### Task requirements
Show every line below where "该反应中" can be found.

### Working data
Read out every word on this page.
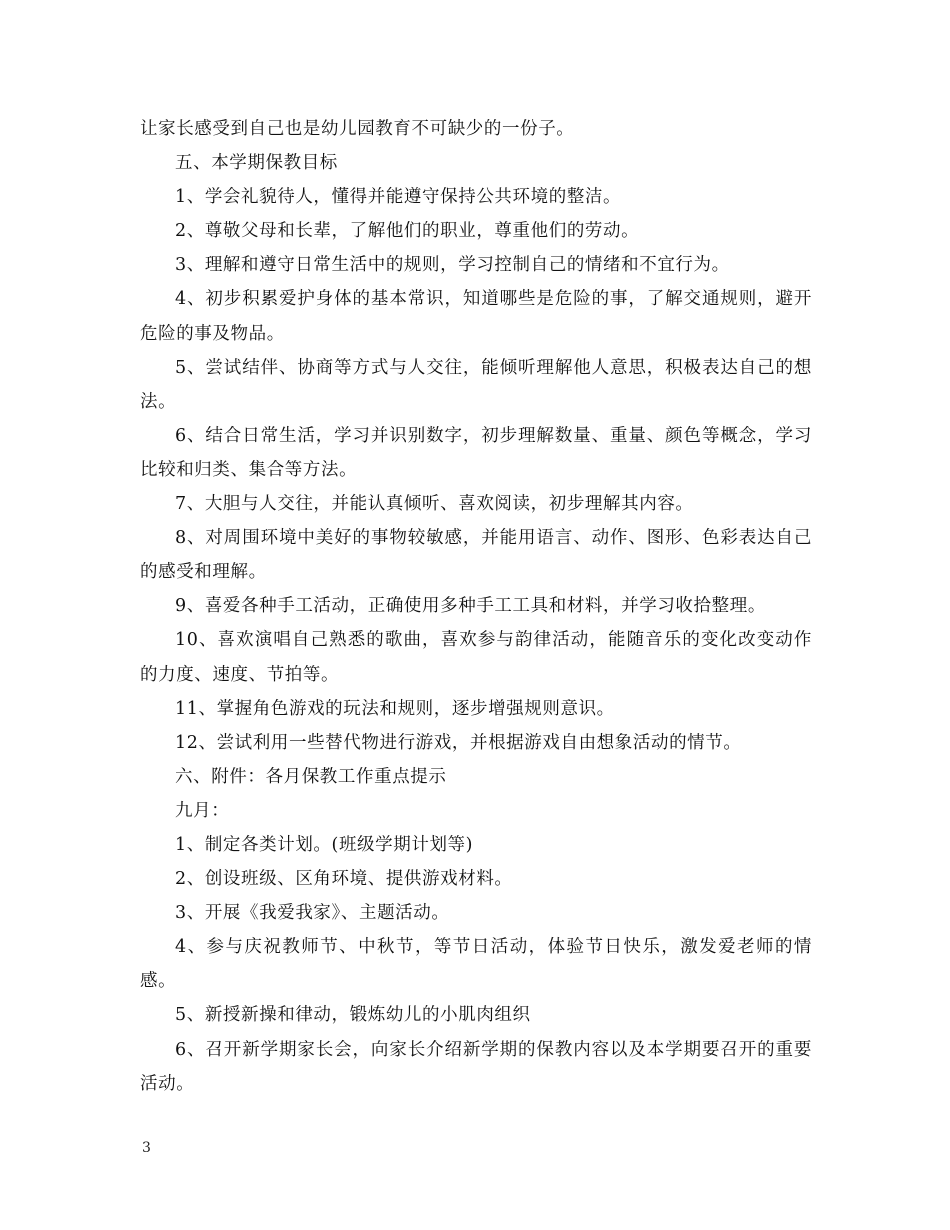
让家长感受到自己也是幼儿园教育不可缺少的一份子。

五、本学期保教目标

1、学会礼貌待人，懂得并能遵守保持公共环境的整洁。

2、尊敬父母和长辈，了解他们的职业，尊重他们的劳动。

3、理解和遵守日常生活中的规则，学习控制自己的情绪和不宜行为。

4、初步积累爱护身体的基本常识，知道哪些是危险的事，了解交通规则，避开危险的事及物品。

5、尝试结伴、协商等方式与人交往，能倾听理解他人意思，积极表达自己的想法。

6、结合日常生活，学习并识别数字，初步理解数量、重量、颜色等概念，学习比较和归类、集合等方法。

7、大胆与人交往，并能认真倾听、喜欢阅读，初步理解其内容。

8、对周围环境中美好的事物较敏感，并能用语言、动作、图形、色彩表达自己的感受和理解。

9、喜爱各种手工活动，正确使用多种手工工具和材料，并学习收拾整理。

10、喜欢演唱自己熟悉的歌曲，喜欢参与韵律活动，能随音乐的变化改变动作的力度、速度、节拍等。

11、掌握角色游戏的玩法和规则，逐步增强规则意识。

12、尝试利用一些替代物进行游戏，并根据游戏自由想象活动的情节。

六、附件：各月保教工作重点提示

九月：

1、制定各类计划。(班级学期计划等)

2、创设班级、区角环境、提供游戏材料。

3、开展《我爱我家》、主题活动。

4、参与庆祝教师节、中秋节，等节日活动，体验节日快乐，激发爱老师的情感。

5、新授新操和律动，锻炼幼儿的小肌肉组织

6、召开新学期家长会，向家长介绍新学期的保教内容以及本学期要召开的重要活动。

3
--
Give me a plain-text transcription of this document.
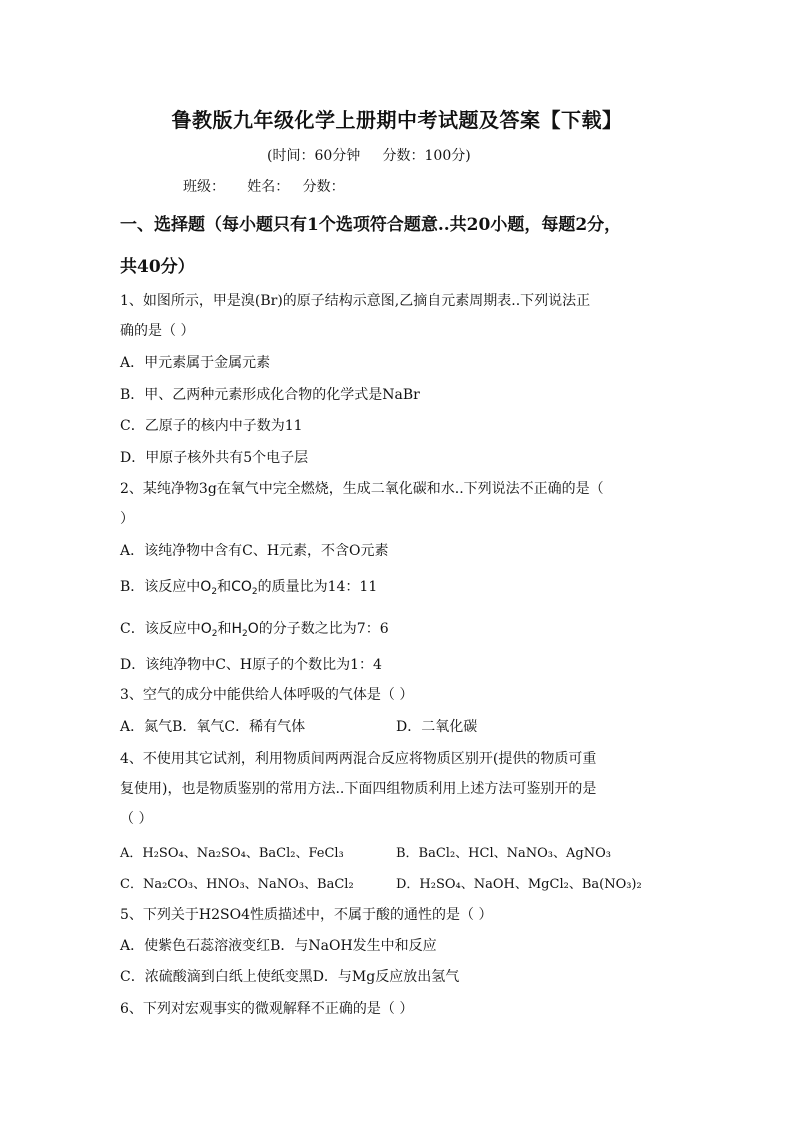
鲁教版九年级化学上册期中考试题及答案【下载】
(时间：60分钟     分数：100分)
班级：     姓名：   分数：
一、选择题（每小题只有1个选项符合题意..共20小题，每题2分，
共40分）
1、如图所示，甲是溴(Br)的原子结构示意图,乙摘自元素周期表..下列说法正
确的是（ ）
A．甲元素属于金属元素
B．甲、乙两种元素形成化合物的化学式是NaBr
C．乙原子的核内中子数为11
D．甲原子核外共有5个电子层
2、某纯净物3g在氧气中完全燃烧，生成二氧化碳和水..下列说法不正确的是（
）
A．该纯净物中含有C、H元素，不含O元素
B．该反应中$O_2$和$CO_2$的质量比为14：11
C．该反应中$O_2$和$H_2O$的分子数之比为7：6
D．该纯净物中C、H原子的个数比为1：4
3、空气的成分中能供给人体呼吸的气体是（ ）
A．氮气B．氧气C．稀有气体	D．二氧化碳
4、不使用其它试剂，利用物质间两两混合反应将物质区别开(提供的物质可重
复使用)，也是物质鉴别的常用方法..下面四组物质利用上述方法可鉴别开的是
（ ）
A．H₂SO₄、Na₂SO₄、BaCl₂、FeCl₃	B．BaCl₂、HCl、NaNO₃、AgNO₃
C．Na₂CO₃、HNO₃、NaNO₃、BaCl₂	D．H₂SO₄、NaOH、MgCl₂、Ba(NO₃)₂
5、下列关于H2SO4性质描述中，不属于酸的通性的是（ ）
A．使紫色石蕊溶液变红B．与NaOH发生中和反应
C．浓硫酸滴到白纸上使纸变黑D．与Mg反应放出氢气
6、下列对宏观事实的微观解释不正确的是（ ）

### Correct output
B．该反应中$O_2$和$CO_2$的质量比为14：11
C．该反应中$O_2$和$H_2O$的分子数之比为7：6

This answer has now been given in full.